> TASK: Transcribe the records below exactly, leaving out any pictures.

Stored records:
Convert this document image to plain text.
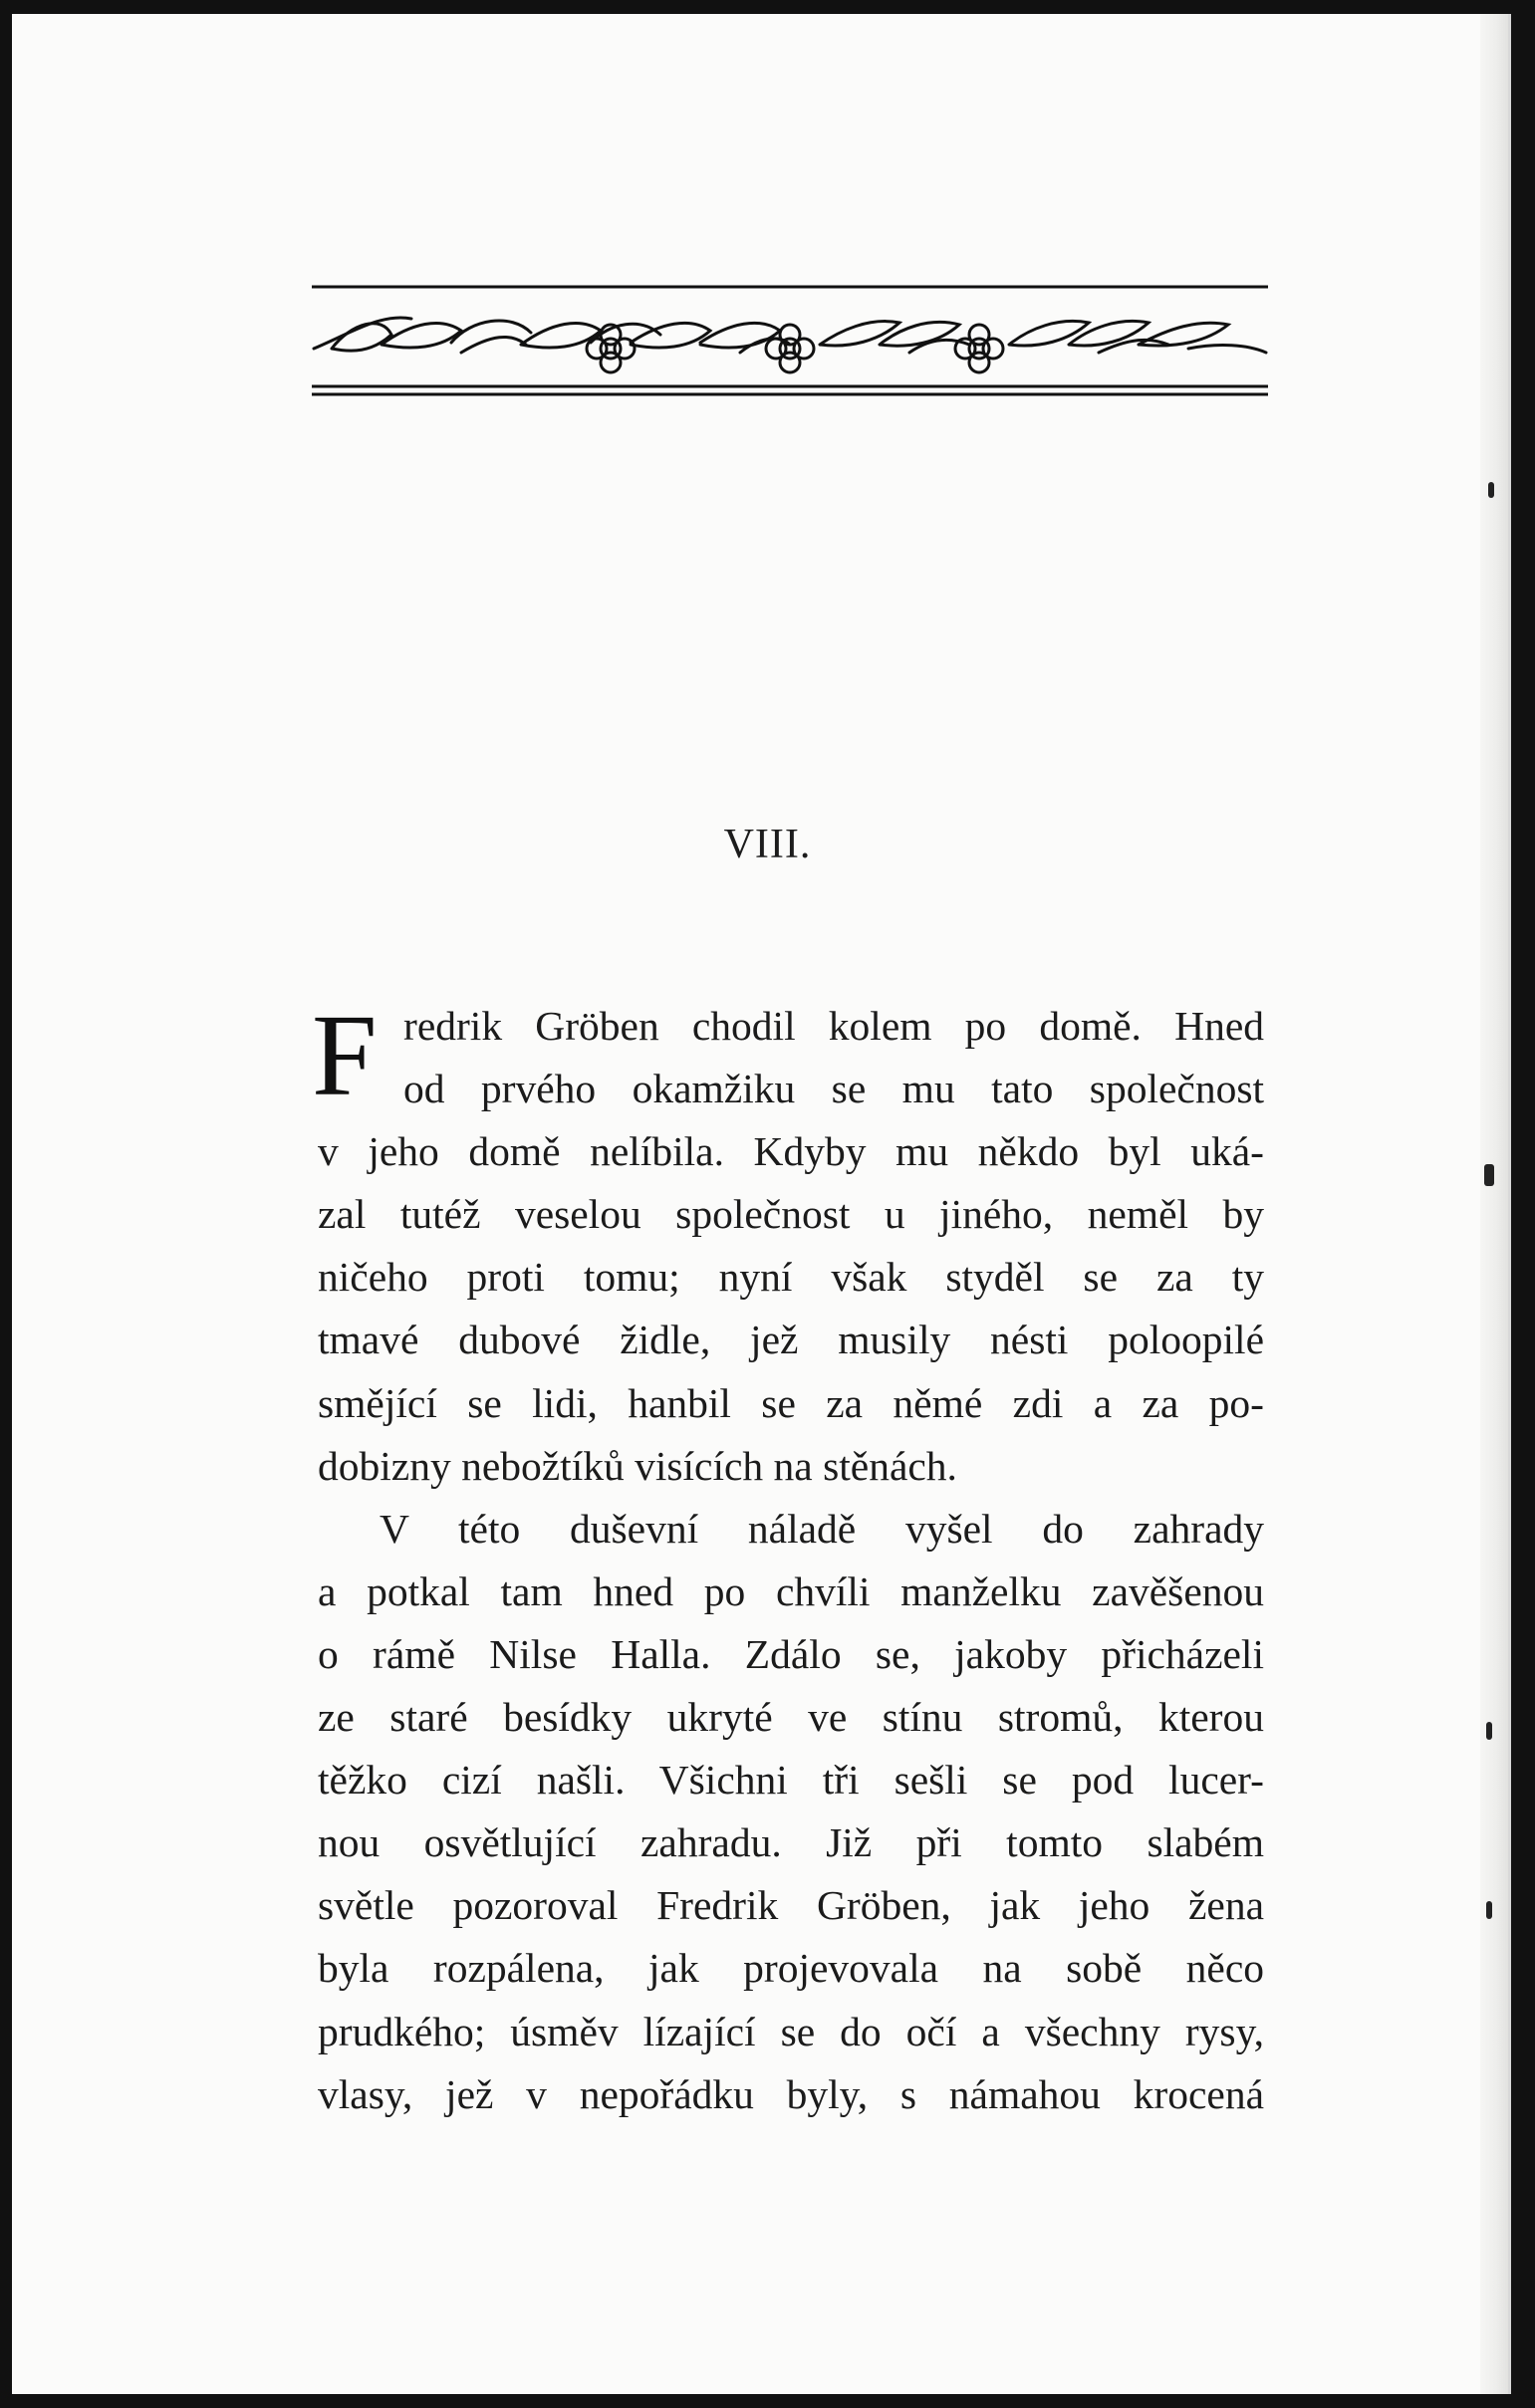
VIII.
F redrik Gröben chodil kolem po domě. Hned
od prvého okamžiku se mu tato společnost
v jeho domě nelíbila. Kdyby mu někdo byl uká-
zal tutéž veselou společnost u jiného, neměl by
ničeho proti tomu; nyní však styděl se za ty
tmavé dubové židle, jež musily nésti poloopilé
smějící se lidi, hanbil se za němé zdi a za po-
dobizny nebožtíků visících na stěnách.
V této duševní náladě vyšel do zahrady
a potkal tam hned po chvíli manželku zavěšenou
o rámě Nilse Halla. Zdálo se, jakoby přicházeli
ze staré besídky ukryté ve stínu stromů, kterou
těžko cizí našli. Všichni tři sešli se pod lucer-
nou osvětlující zahradu. Již při tomto slabém
světle pozoroval Fredrik Gröben, jak jeho žena
byla rozpálena, jak projevovala na sobě něco
prudkého; úsměv lízající se do očí a všechny rysy,
vlasy, jež v nepořádku byly, s námahou krocená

> RESPONSE:
Convert this document image to plain text.
VIII.
F redrik Gröben chodil kolem po domě. Hned
od prvého okamžiku se mu tato společnost
v jeho domě nelíbila. Kdyby mu někdo byl uká-
zal tutéž veselou společnost u jiného, neměl by
ničeho proti tomu; nyní však styděl se za ty
tmavé dubové židle, jež musily nésti poloopilé
smějící se lidi, hanbil se za němé zdi a za po-
dobizny nebožtíků visících na stěnách.
V této duševní náladě vyšel do zahrady
a potkal tam hned po chvíli manželku zavěšenou
o rámě Nilse Halla. Zdálo se, jakoby přicházeli
ze staré besídky ukryté ve stínu stromů, kterou
těžko cizí našli. Všichni tři sešli se pod lucer-
nou osvětlující zahradu. Již při tomto slabém
světle pozoroval Fredrik Gröben, jak jeho žena
byla rozpálena, jak projevovala na sobě něco
prudkého; úsměv lízající se do očí a všechny rysy,
vlasy, jež v nepořádku byly, s námahou krocená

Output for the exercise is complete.